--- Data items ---
========================
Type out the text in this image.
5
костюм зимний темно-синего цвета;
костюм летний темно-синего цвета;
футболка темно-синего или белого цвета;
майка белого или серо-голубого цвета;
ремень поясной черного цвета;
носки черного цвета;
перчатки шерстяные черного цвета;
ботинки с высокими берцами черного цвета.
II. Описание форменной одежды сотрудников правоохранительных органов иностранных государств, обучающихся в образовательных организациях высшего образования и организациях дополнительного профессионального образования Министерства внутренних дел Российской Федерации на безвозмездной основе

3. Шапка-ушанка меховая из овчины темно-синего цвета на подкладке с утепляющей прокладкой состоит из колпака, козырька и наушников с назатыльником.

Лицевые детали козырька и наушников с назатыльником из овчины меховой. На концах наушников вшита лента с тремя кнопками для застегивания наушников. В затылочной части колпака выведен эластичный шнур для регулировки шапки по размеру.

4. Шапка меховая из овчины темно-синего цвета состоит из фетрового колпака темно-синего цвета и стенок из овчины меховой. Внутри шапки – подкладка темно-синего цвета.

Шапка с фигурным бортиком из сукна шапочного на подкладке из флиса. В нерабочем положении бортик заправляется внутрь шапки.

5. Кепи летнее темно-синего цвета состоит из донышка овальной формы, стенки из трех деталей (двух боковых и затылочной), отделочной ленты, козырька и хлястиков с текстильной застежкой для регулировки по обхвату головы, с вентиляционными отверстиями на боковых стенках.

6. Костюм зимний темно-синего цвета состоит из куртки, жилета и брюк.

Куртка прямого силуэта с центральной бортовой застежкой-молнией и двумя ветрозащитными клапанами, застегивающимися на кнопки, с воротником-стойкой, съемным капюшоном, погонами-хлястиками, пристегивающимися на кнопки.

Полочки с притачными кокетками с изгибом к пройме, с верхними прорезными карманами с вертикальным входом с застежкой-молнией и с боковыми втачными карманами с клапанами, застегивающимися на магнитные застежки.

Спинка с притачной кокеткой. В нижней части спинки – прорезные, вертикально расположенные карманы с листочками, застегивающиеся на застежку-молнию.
========================
--- PROBLEM DETAILS ---
Your task is to transcribe the material exactly.

--- TASK OUTPUT ---
Type out the text in this image.
5
костюм зимний темно-синего цвета;
костюм летний темно-синего цвета;
футболка темно-синего или белого цвета;
майка белого или серо-голубого цвета;
ремень поясной черного цвета;
носки черного цвета;
перчатки шерстяные черного цвета;
ботинки с высокими берцами черного цвета.
II. Описание форменной одежды сотрудников правоохранительных органов иностранных государств, обучающихся в образовательных организациях высшего образования и организациях дополнительного профессионального образования Министерства внутренних дел Российской Федерации на безвозмездной основе

3. Шапка-ушанка меховая из овчины темно-синего цвета на подкладке с утепляющей прокладкой состоит из колпака, козырька и наушников с назатыльником.

Лицевые детали козырька и наушников с назатыльником из овчины меховой. На концах наушников вшита лента с тремя кнопками для застегивания наушников. В затылочной части колпака выведен эластичный шнур для регулировки шапки по размеру.

4. Шапка меховая из овчины темно-синего цвета состоит из фетрового колпака темно-синего цвета и стенок из овчины меховой. Внутри шапки – подкладка темно-синего цвета.

Шапка с фигурным бортиком из сукна шапочного на подкладке из флиса. В нерабочем положении бортик заправляется внутрь шапки.

5. Кепи летнее темно-синего цвета состоит из донышка овальной формы, стенки из трех деталей (двух боковых и затылочной), отделочной ленты, козырька и хлястиков с текстильной застежкой для регулировки по обхвату головы, с вентиляционными отверстиями на боковых стенках.

6. Костюм зимний темно-синего цвета состоит из куртки, жилета и брюк.

Куртка прямого силуэта с центральной бортовой застежкой-молнией и двумя ветрозащитными клапанами, застегивающимися на кнопки, с воротником-стойкой, съемным капюшоном, погонами-хлястиками, пристегивающимися на кнопки.

Полочки с притачными кокетками с изгибом к пройме, с верхними прорезными карманами с вертикальным входом с застежкой-молнией и с боковыми втачными карманами с клапанами, застегивающимися на магнитные застежки.

Спинка с притачной кокеткой. В нижней части спинки – прорезные, вертикально расположенные карманы с листочками, застегивающиеся на застежку-молнию.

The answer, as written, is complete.